__TASK BRIEF__
Among the entries below, find the lines with "федеральный" and copy them.

__DATASET CONTENT__
— Start —

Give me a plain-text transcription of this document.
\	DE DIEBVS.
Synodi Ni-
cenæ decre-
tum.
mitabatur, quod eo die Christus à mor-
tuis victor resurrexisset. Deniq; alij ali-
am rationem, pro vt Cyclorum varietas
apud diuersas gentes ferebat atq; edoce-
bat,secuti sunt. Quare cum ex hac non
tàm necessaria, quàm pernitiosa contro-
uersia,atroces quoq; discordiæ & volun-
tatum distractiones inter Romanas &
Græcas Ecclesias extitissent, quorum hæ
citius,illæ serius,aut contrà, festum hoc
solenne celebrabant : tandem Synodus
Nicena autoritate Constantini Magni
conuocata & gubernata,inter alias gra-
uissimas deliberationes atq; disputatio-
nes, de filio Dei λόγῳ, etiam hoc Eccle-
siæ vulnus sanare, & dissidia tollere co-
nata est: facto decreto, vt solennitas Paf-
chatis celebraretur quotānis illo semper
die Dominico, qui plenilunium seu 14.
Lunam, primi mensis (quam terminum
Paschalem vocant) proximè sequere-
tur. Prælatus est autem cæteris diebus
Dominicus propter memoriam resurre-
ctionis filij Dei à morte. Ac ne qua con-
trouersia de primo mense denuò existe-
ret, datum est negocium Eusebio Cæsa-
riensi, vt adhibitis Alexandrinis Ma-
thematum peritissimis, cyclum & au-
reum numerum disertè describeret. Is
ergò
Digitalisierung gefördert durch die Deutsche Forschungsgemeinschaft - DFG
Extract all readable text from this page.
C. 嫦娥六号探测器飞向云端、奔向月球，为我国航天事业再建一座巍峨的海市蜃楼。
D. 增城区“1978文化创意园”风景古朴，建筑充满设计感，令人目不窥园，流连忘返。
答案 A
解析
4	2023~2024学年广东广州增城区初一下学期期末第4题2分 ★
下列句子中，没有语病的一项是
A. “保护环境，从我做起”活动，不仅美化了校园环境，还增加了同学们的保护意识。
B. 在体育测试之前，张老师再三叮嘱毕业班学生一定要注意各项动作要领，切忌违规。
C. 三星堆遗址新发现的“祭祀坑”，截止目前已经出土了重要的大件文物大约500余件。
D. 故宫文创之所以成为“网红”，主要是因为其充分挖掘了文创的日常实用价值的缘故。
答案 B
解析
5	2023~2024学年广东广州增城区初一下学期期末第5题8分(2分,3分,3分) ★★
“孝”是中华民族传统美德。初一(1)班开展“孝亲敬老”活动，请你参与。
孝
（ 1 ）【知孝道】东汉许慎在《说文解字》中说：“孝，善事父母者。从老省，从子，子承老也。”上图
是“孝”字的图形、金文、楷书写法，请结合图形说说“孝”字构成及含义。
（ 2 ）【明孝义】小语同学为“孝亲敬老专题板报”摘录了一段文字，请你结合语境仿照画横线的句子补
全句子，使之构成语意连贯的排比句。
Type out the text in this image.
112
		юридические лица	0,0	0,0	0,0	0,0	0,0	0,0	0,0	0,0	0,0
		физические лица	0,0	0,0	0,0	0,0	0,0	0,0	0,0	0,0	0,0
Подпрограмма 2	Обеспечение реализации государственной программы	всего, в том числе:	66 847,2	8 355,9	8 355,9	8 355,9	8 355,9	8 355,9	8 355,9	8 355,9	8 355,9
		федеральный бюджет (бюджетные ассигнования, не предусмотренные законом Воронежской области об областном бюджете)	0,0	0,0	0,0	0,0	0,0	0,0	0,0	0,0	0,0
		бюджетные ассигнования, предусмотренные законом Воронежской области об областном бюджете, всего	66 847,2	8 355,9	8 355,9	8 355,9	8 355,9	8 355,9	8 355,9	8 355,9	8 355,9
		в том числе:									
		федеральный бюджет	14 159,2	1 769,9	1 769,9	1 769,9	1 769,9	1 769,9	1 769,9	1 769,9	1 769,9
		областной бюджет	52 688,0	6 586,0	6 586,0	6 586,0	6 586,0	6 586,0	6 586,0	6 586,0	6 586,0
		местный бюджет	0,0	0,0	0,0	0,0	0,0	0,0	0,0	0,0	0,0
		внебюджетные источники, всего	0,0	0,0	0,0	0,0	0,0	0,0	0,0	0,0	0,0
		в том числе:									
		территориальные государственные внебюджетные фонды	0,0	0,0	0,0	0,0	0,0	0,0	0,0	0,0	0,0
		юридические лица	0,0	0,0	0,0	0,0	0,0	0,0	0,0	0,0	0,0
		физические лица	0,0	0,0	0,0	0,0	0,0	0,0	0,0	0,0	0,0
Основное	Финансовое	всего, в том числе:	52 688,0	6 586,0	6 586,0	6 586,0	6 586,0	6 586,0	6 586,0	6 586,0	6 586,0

— End —

__RESULT OF THE TASK__
		федеральный бюджет (бюджетные ассигнования, не предусмотренные законом Воронежской области об областном бюджете)	0,0	0,0	0,0	0,0	0,0	0,0	0,0	0,0	0,0
		федеральный бюджет	14 159,2	1 769,9	1 769,9	1 769,9	1 769,9	1 769,9	1 769,9	1 769,9	1 769,9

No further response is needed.